» **Problem details**:
Return all lines where the word "EVLA" can be found.
***** Task material
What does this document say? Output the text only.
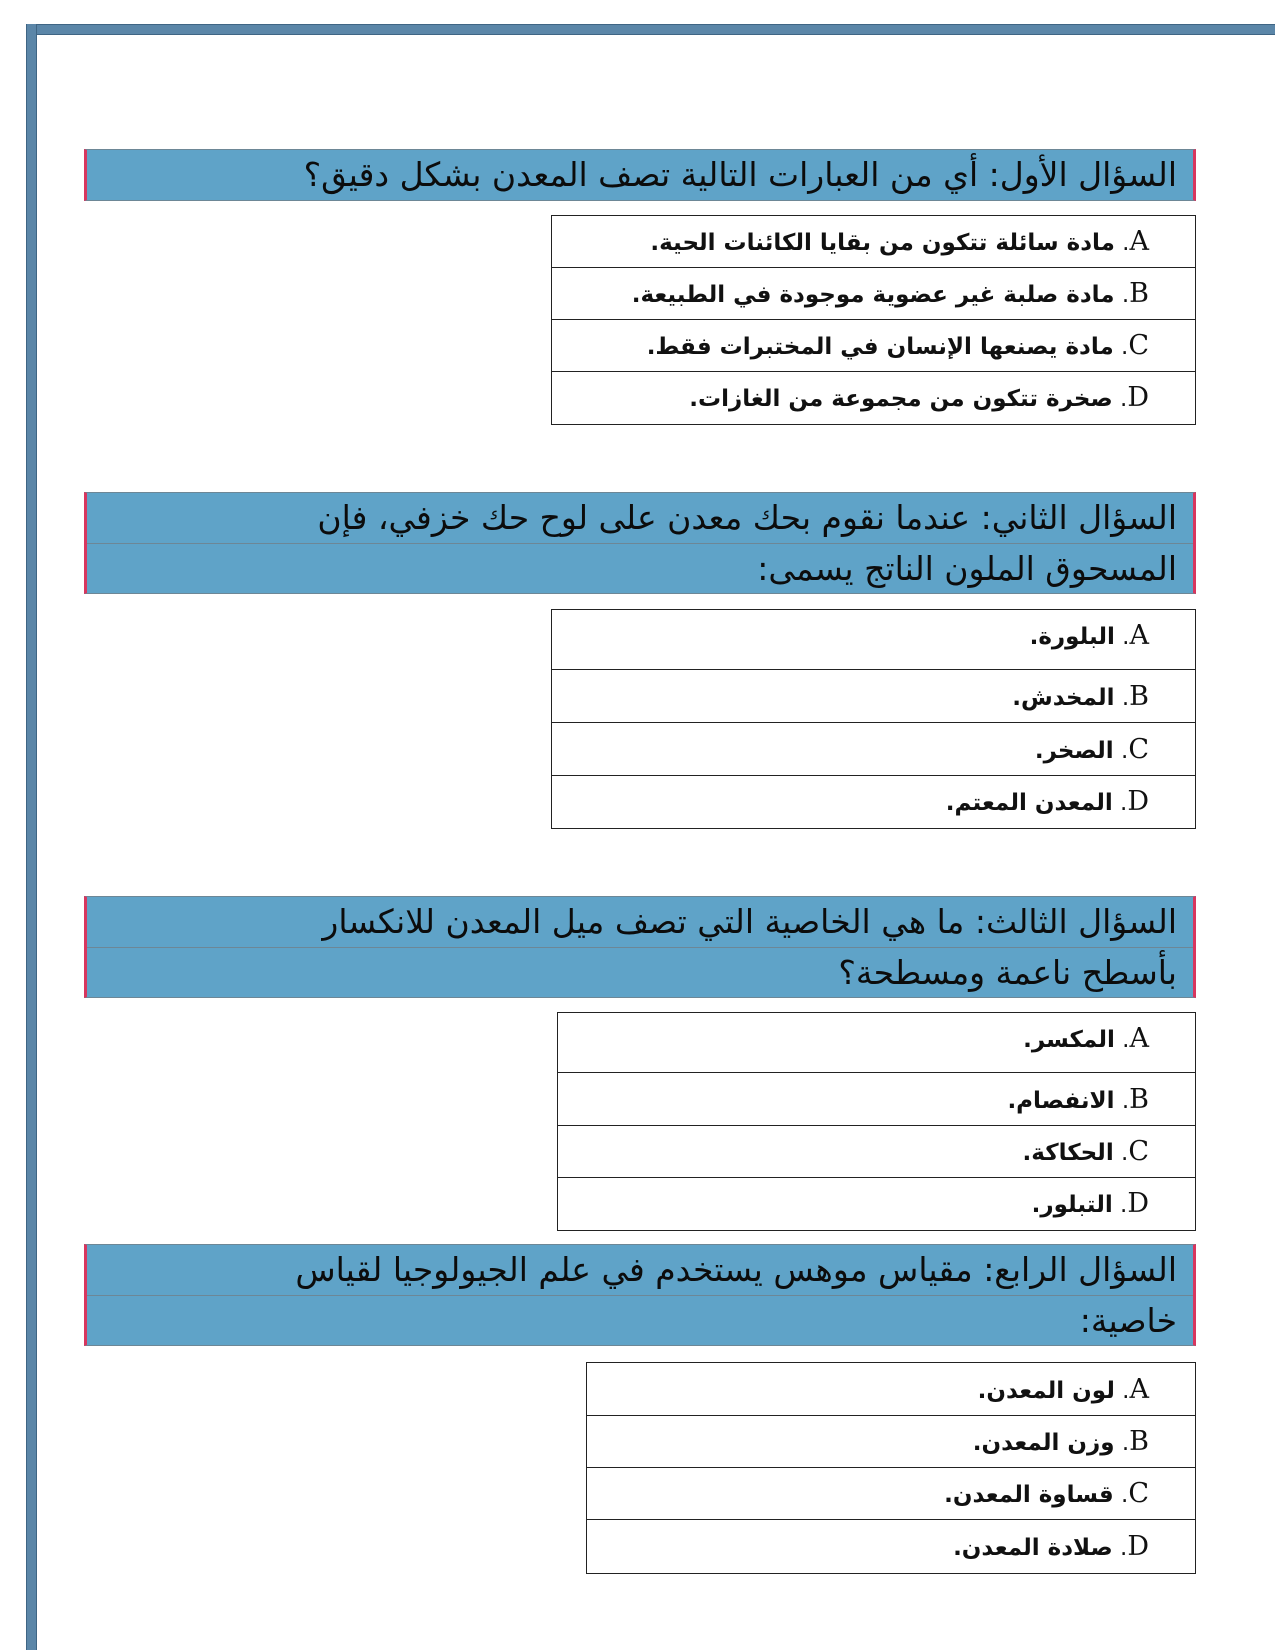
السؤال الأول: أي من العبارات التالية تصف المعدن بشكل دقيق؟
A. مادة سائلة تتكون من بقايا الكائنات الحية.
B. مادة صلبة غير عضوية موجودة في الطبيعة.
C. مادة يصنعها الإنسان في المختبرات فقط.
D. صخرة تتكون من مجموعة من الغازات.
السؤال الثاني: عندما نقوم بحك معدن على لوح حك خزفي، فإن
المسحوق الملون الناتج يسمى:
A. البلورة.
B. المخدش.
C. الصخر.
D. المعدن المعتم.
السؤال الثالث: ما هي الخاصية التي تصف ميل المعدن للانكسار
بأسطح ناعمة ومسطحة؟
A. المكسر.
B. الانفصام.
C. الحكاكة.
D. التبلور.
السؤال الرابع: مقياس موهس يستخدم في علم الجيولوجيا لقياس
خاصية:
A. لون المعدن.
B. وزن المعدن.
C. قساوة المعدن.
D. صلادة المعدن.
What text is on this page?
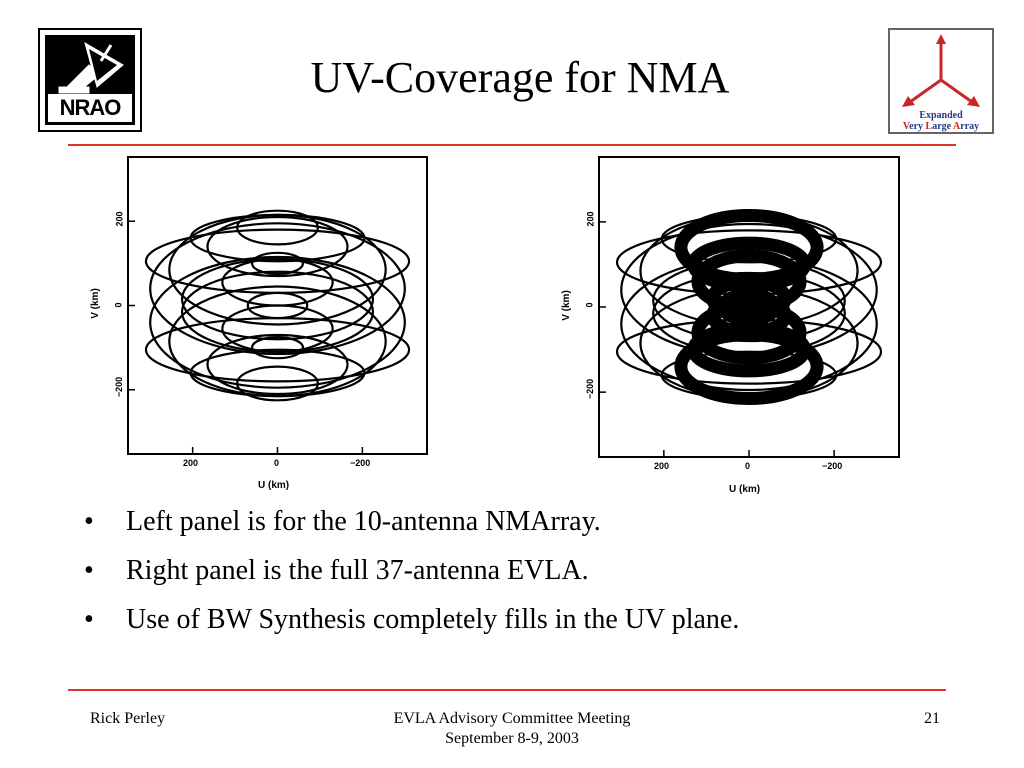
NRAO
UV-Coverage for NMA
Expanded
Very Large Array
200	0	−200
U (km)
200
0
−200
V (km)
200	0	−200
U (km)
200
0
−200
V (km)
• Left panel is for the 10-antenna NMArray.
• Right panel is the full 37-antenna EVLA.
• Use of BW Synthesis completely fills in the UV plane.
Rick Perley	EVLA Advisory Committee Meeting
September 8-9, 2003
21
**********
» **Answer to this exercise**:
• Right panel is the full 37-antenna EVLA.
Rick Perley	EVLA Advisory Committee Meeting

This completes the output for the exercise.